Pull out all lines from the listing below in which the word "sorry" appears.

Collected data entries:
** Start **

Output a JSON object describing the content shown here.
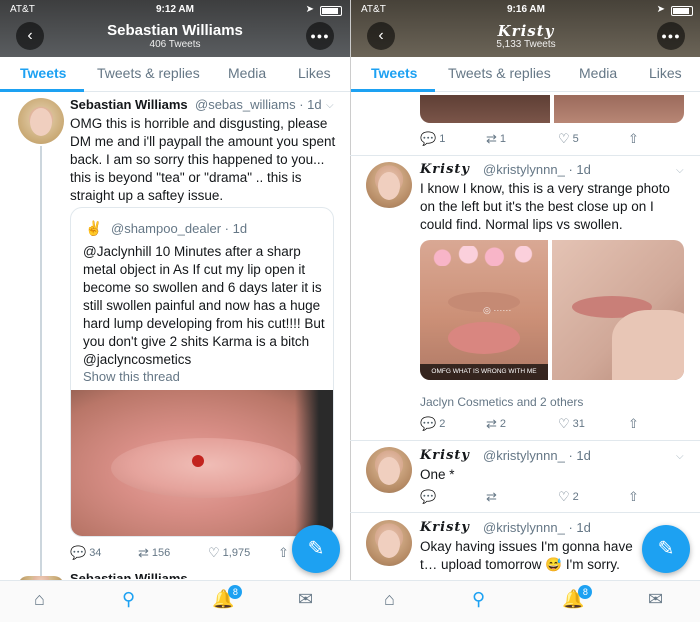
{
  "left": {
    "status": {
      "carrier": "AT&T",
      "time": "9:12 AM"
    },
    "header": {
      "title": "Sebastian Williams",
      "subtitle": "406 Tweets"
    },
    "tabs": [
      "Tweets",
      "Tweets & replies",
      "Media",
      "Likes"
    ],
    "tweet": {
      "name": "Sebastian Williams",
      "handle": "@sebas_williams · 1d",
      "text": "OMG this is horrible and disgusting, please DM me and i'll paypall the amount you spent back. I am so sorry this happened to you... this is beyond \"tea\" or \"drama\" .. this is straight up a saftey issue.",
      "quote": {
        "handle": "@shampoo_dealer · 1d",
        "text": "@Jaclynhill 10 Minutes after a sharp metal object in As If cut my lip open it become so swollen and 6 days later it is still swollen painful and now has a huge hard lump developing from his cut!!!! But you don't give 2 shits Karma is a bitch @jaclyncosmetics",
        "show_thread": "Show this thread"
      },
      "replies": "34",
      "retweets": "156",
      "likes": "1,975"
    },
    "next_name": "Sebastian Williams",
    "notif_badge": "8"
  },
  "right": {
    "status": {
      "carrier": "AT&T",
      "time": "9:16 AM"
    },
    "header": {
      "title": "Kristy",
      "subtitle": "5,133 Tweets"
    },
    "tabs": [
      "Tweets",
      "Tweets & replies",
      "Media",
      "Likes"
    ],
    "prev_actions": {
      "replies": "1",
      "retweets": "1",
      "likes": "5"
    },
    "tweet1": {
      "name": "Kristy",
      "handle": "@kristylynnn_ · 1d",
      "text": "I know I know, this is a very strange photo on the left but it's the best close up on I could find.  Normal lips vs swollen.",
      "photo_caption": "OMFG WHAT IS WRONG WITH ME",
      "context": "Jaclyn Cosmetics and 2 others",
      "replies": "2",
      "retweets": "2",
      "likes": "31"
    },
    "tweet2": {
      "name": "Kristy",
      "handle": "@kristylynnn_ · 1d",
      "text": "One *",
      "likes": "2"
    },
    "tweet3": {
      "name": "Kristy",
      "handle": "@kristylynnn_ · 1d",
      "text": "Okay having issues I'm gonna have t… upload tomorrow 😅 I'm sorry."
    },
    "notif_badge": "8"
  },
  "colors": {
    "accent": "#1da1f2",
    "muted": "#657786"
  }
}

** End **

#### Output of the exercise
      "text": "OMG this is horrible and disgusting, please DM me and i'll paypall the amount you spent back. I am so sorry this happened to you... this is beyond \"tea\" or \"drama\" .. this is straight up a saftey issue.",
      "text": "Okay having issues I'm gonna have t… upload tomorrow 😅 I'm sorry."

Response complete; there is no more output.